## REQUEST
Extract the records below word for word and ignore the images.

## INFORMATION PROVIDED
· · ·
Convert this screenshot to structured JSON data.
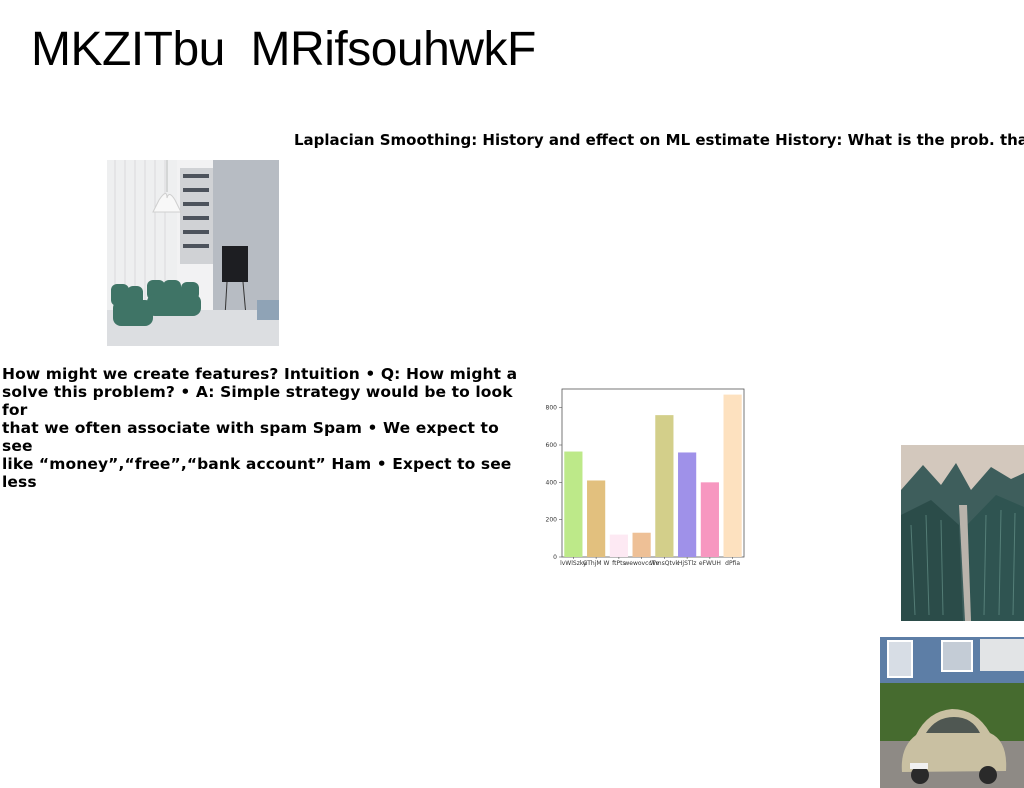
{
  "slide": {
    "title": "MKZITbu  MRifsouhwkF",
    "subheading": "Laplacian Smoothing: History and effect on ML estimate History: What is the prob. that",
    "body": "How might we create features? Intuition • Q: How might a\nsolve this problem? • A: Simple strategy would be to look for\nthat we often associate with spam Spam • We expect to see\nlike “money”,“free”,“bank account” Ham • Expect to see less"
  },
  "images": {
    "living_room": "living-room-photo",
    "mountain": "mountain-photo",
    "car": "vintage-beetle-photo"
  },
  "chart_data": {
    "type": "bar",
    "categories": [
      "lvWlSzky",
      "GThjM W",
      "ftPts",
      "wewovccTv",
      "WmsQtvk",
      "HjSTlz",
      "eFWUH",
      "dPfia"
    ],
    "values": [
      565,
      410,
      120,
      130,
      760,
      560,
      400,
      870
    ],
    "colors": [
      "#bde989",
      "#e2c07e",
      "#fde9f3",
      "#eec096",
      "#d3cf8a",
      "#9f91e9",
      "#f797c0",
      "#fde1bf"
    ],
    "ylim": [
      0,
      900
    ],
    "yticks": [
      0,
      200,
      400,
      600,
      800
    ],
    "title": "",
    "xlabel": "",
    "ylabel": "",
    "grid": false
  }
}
· · ·
## SOLUTION TO THE EXERCISE
Convert this screenshot to structured JSON data.
{
  "slide": {
    "title": "MKZITbu  MRifsouhwkF",
    "subheading": "Laplacian Smoothing: History and effect on ML estimate History: What is the prob. that",
    "body": "How might we create features? Intuition • Q: How might a\nsolve this problem? • A: Simple strategy would be to look for\nthat we often associate with spam Spam • We expect to see\nlike “money”,“free”,“bank account” Ham • Expect to see less"
  },
  "images": {
    "living_room": "living-room-photo",
    "mountain": "mountain-photo",
    "car": "vintage-beetle-photo"
  },
  "chart_data": {
    "type": "bar",
    "categories": [
      "lvWlSzky",
      "GThjM W",
      "ftPts",
      "wewovccTv",
      "WmsQtvk",
      "HjSTlz",
      "eFWUH",
      "dPfia"
    ],
    "values": [
      565,
      410,
      120,
      130,
      760,
      560,
      400,
      870
    ],
    "colors": [
      "#bde989",
      "#e2c07e",
      "#fde9f3",
      "#eec096",
      "#d3cf8a",
      "#9f91e9",
      "#f797c0",
      "#fde1bf"
    ],
    "ylim": [
      0,
      900
    ],
    "yticks": [
      0,
      200,
      400,
      600,
      800
    ],
    "title": "",
    "xlabel": "",
    "ylabel": "",
    "grid": false
  }
}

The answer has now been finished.